►

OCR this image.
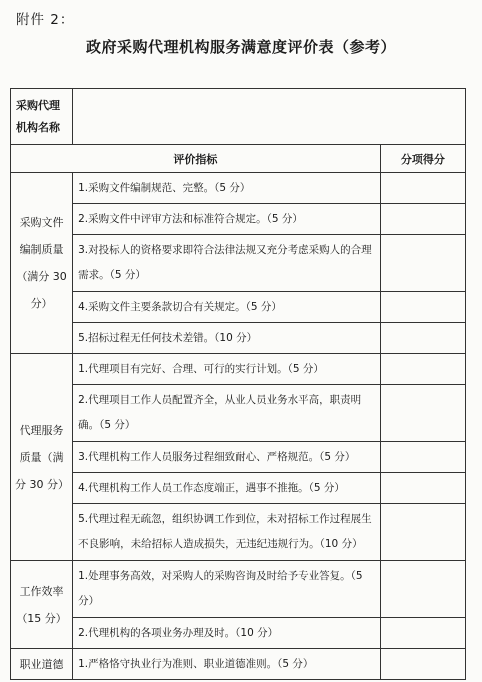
附件 2：
政府采购代理机构服务满意度评价表（参考）
采购代理机构名称		
评价指标		分项得分
采购文件编制质量（满分 30 分）	1.采购文件编制规范、完整。（5 分）	
	2.采购文件中评审方法和标准符合规定。（5 分）	
	3.对投标人的资格要求即符合法律法规又充分考虑采购人的合理需求。（5 分）	
	4.采购文件主要条款切合有关规定。（5 分）	
	5.招标过程无任何技术差错。（10 分）	
代理服务质量（满分 30 分）	1.代理项目有完好、合理、可行的实行计划。（5 分）	
	2.代理项目工作人员配置齐全，从业人员业务水平高，职责明确。（5 分）	
	3.代理机构工作人员服务过程细致耐心、严格规范。（5 分）	
	4.代理机构工作人员工作态度端正，遇事不推拖。（5 分）	
	5.代理过程无疏忽，组织协调工作到位，未对招标工作过程展生不良影响，未给招标人造成损失，无违纪违规行为。（10 分）	
工作效率（15 分）	1.处理事务高效，对采购人的采购咨询及时给予专业答复。（5 分）	
	2.代理机构的各项业务办理及时。（10 分）	
职业道德	1.严格恪守执业行为准则、职业道德准则。（5 分）	
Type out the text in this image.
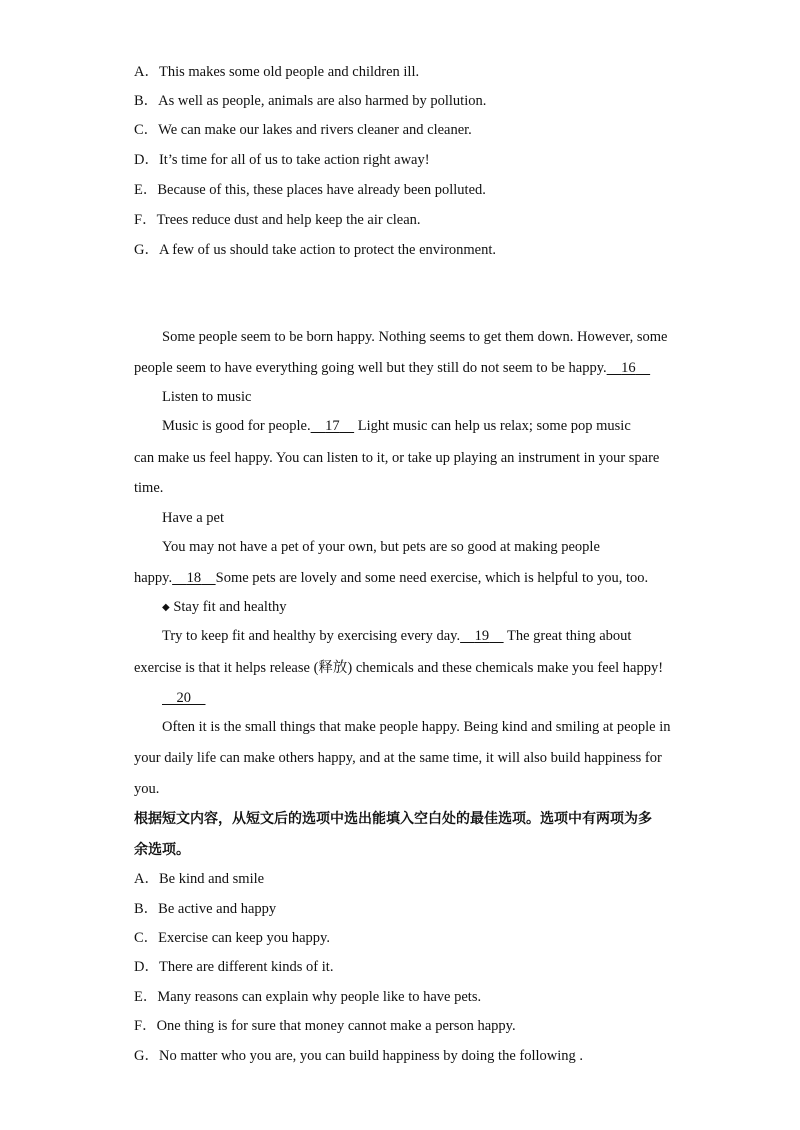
A．This makes some old people and children ill.
B．As well as people, animals are also harmed by pollution.
C．We can make our lakes and rivers cleaner and cleaner.
D．It’s time for all of us to take action right away!
E．Because of this, these places have already been polluted.
F．Trees reduce dust and help keep the air clean.
G．A few of us should take action to protect the environment.
Some people seem to be born happy. Nothing seems to get them down. However, some
people seem to have everything going well but they still do not seem to be happy. 16
Listen to music
Music is good for people. 17 Light music can help us relax; some pop music
can make us feel happy. You can listen to it, or take up playing an instrument in your spare
time.
Have a pet
You may not have a pet of your own, but pets are so good at making people
happy. 18 Some pets are lovely and some need exercise, which is helpful to you, too.
◆ Stay fit and healthy
Try to keep fit and healthy by exercising every day. 19 The great thing about
exercise is that it helps release (释放) chemicals and these chemicals make you feel happy!
20
Often it is the small things that make people happy. Being kind and smiling at people in
your daily life can make others happy, and at the same time, it will also build happiness for
you.
根据短文内容，从短文后的选项中选出能填入空白处的最佳选项。选项中有两项为多
余选项。
A．Be kind and smile
B．Be active and happy
C．Exercise can keep you happy.
D．There are different kinds of it.
E．Many reasons can explain why people like to have pets.
F．One thing is for sure that money cannot make a person happy.
G．No matter who you are, you can build happiness by doing the following .
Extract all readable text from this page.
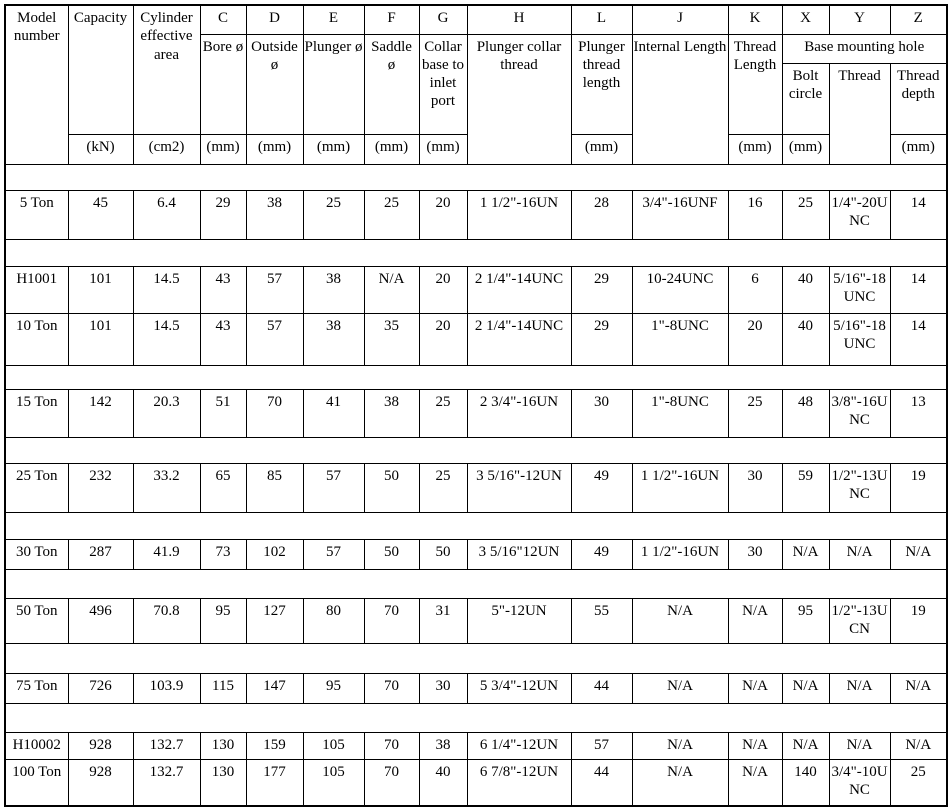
Model number	Capacity	Cylinder effective area	C	D	E	F	G	H	L	J	K	X	Y	Z
			Bore ø	Outside ø	Plunger ø	Saddle ø	Collar base to inlet port	Plunger collar thread	Plunger thread length	Internal Length	Thread Length	Base mounting hole		
												Bolt circle	Thread	Thread depth
	(kN)	(cm2)	(mm)	(mm)	(mm)	(mm)	(mm)		(mm)		(mm)	(mm)		(mm)

5 Ton	45	6.4	29	38	25	25	20	1 1/2"-16UN	28	3/4"-16UNF	16	25	1/4"-20UNC	14

H1001	101	14.5	43	57	38	N/A	20	2 1/4"-14UNC	29	10-24UNC	6	40	5/16"-18UNC	14
10 Ton	101	14.5	43	57	38	35	20	2 1/4"-14UNC	29	1"-8UNC	20	40	5/16"-18UNC	14

15 Ton	142	20.3	51	70	41	38	25	2 3/4"-16UN	30	1"-8UNC	25	48	3/8"-16UNC	13

25 Ton	232	33.2	65	85	57	50	25	3 5/16"-12UN	49	1 1/2"-16UN	30	59	1/2"-13UNC	19

30 Ton	287	41.9	73	102	57	50	50	3 5/16"12UN	49	1 1/2"-16UN	30	N/A	N/A	N/A

50 Ton	496	70.8	95	127	80	70	31	5"-12UN	55	N/A	N/A	95	1/2"-13UCN	19

75 Ton	726	103.9	115	147	95	70	30	5 3/4"-12UN	44	N/A	N/A	N/A	N/A	N/A

H10002	928	132.7	130	159	105	70	38	6 1/4"-12UN	57	N/A	N/A	N/A	N/A	N/A
100 Ton	928	132.7	130	177	105	70	40	6 7/8"-12UN	44	N/A	N/A	140	3/4"-10UNC	25
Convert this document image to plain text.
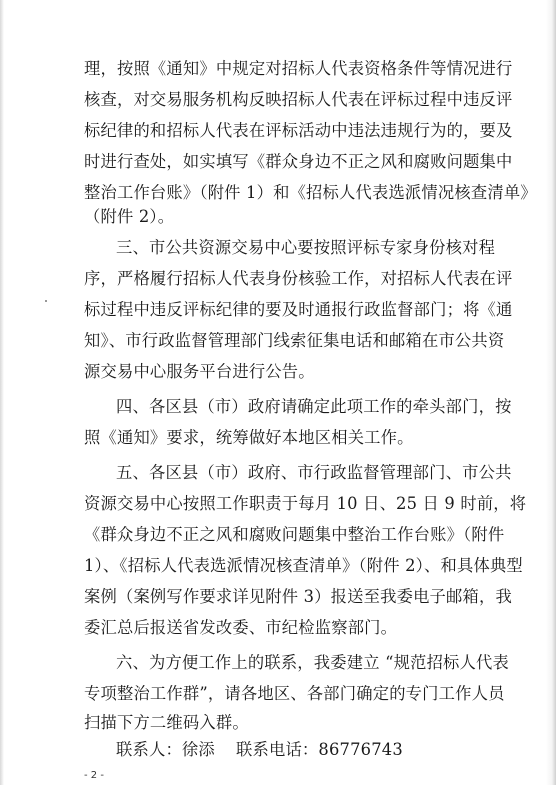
理，按照《通知》中规定对招标人代表资格条件等情况进行
核查，对交易服务机构反映招标人代表在评标过程中违反评
标纪律的和招标人代表在评标活动中违法违规行为的，要及
时进行查处，如实填写《群众身边不正之风和腐败问题集中
整治工作台账》（附件 1）和《招标人代表选派情况核查清单》
（附件 2）。
三、市公共资源交易中心要按照评标专家身份核对程
序，严格履行招标人代表身份核验工作，对招标人代表在评
标过程中违反评标纪律的要及时通报行政监督部门；将《通
知》、市行政监督管理部门线索征集电话和邮箱在市公共资
源交易中心服务平台进行公告。
四、各区县（市）政府请确定此项工作的牵头部门，按
照《通知》要求，统筹做好本地区相关工作。
五、各区县（市）政府、市行政监督管理部门、市公共
资源交易中心按照工作职责于每月 10 日、25 日 9 时前，将
《群众身边不正之风和腐败问题集中整治工作台账》（附件
1）、《招标人代表选派情况核查清单》（附件 2）、和具体典型
案例（案例写作要求详见附件 3）报送至我委电子邮箱，我
委汇总后报送省发改委、市纪检监察部门。
六、为方便工作上的联系，我委建立 “规范招标人代表
专项整治工作群”，请各地区、各部门确定的专门工作人员
扫描下方二维码入群。
联系人：徐添 联系电话：86776743
- 2 -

◄

**TASK DIRECTIONS:** Extract every line of the data exactly; pictures stay out.

**RESULT OF THIS EXERCISE:**
OCR this image.
附件 2：
政府采购代理机构服务满意度评价表（参考）
采购代理机构名称		
评价指标		分项得分
采购文件编制质量（满分 30 分）	1.采购文件编制规范、完整。（5 分）	
	2.采购文件中评审方法和标准符合规定。（5 分）	
	3.对投标人的资格要求即符合法律法规又充分考虑采购人的合理需求。（5 分）	
	4.采购文件主要条款切合有关规定。（5 分）	
	5.招标过程无任何技术差错。（10 分）	
代理服务质量（满分 30 分）	1.代理项目有完好、合理、可行的实行计划。（5 分）	
	2.代理项目工作人员配置齐全，从业人员业务水平高，职责明确。（5 分）	
	3.代理机构工作人员服务过程细致耐心、严格规范。（5 分）	
	4.代理机构工作人员工作态度端正，遇事不推拖。（5 分）	
	5.代理过程无疏忽，组织协调工作到位，未对招标工作过程展生不良影响，未给招标人造成损失，无违纪违规行为。（10 分）	
工作效率（15 分）	1.处理事务高效，对采购人的采购咨询及时给予专业答复。（5 分）	
	2.代理机构的各项业务办理及时。（10 分）	
职业道德	1.严格恪守执业行为准则、职业道德准则。（5 分）	
Type out the text in this image.
A．This makes some old people and children ill.
B．As well as people, animals are also harmed by pollution.
C．We can make our lakes and rivers cleaner and cleaner.
D．It’s time for all of us to take action right away!
E．Because of this, these places have already been polluted.
F．Trees reduce dust and help keep the air clean.
G．A few of us should take action to protect the environment.
Some people seem to be born happy. Nothing seems to get them down. However, some
people seem to have everything going well but they still do not seem to be happy. 16
Listen to music
Music is good for people. 17 Light music can help us relax; some pop music
can make us feel happy. You can listen to it, or take up playing an instrument in your spare
time.
Have a pet
You may not have a pet of your own, but pets are so good at making people
happy. 18 Some pets are lovely and some need exercise, which is helpful to you, too.
◆ Stay fit and healthy
Try to keep fit and healthy by exercising every day. 19 The great thing about
exercise is that it helps release (释放) chemicals and these chemicals make you feel happy!
20
Often it is the small things that make people happy. Being kind and smiling at people in
your daily life can make others happy, and at the same time, it will also build happiness for
you.
根据短文内容，从短文后的选项中选出能填入空白处的最佳选项。选项中有两项为多
余选项。
A．Be kind and smile
B．Be active and happy
C．Exercise can keep you happy.
D．There are different kinds of it.
E．Many reasons can explain why people like to have pets.
F．One thing is for sure that money cannot make a person happy.
G．No matter who you are, you can build happiness by doing the following .
Extract all readable text from this page.
Model number	Capacity	Cylinder effective area	C	D	E	F	G	H	L	J	K	X	Y	Z
			Bore ø	Outside ø	Plunger ø	Saddle ø	Collar base to inlet port	Plunger collar thread	Plunger thread length	Internal Length	Thread Length	Base mounting hole		
												Bolt circle	Thread	Thread depth
	(kN)	(cm2)	(mm)	(mm)	(mm)	(mm)	(mm)		(mm)		(mm)	(mm)		(mm)

5 Ton	45	6.4	29	38	25	25	20	1 1/2"-16UN	28	3/4"-16UNF	16	25	1/4"-20UNC	14

H1001	101	14.5	43	57	38	N/A	20	2 1/4"-14UNC	29	10-24UNC	6	40	5/16"-18UNC	14
10 Ton	101	14.5	43	57	38	35	20	2 1/4"-14UNC	29	1"-8UNC	20	40	5/16"-18UNC	14

15 Ton	142	20.3	51	70	41	38	25	2 3/4"-16UN	30	1"-8UNC	25	48	3/8"-16UNC	13

25 Ton	232	33.2	65	85	57	50	25	3 5/16"-12UN	49	1 1/2"-16UN	30	59	1/2"-13UNC	19

30 Ton	287	41.9	73	102	57	50	50	3 5/16"12UN	49	1 1/2"-16UN	30	N/A	N/A	N/A

50 Ton	496	70.8	95	127	80	70	31	5"-12UN	55	N/A	N/A	95	1/2"-13UCN	19

75 Ton	726	103.9	115	147	95	70	30	5 3/4"-12UN	44	N/A	N/A	N/A	N/A	N/A

H10002	928	132.7	130	159	105	70	38	6 1/4"-12UN	57	N/A	N/A	N/A	N/A	N/A
100 Ton	928	132.7	130	177	105	70	40	6 7/8"-12UN	44	N/A	N/A	140	3/4"-10UNC	25
Convert this document image to plain text.
理，按照《通知》中规定对招标人代表资格条件等情况进行
核查，对交易服务机构反映招标人代表在评标过程中违反评
标纪律的和招标人代表在评标活动中违法违规行为的，要及
时进行查处，如实填写《群众身边不正之风和腐败问题集中
整治工作台账》（附件 1）和《招标人代表选派情况核查清单》
（附件 2）。
三、市公共资源交易中心要按照评标专家身份核对程
序，严格履行招标人代表身份核验工作，对招标人代表在评
标过程中违反评标纪律的要及时通报行政监督部门；将《通
知》、市行政监督管理部门线索征集电话和邮箱在市公共资
源交易中心服务平台进行公告。
四、各区县（市）政府请确定此项工作的牵头部门，按
照《通知》要求，统筹做好本地区相关工作。
五、各区县（市）政府、市行政监督管理部门、市公共
资源交易中心按照工作职责于每月 10 日、25 日 9 时前，将
《群众身边不正之风和腐败问题集中整治工作台账》（附件
1）、《招标人代表选派情况核查清单》（附件 2）、和具体典型
案例（案例写作要求详见附件 3）报送至我委电子邮箱，我
委汇总后报送省发改委、市纪检监察部门。
六、为方便工作上的联系，我委建立 “规范招标人代表
专项整治工作群”，请各地区、各部门确定的专门工作人员
扫描下方二维码入群。
联系人：徐添 联系电话：86776743
- 2 -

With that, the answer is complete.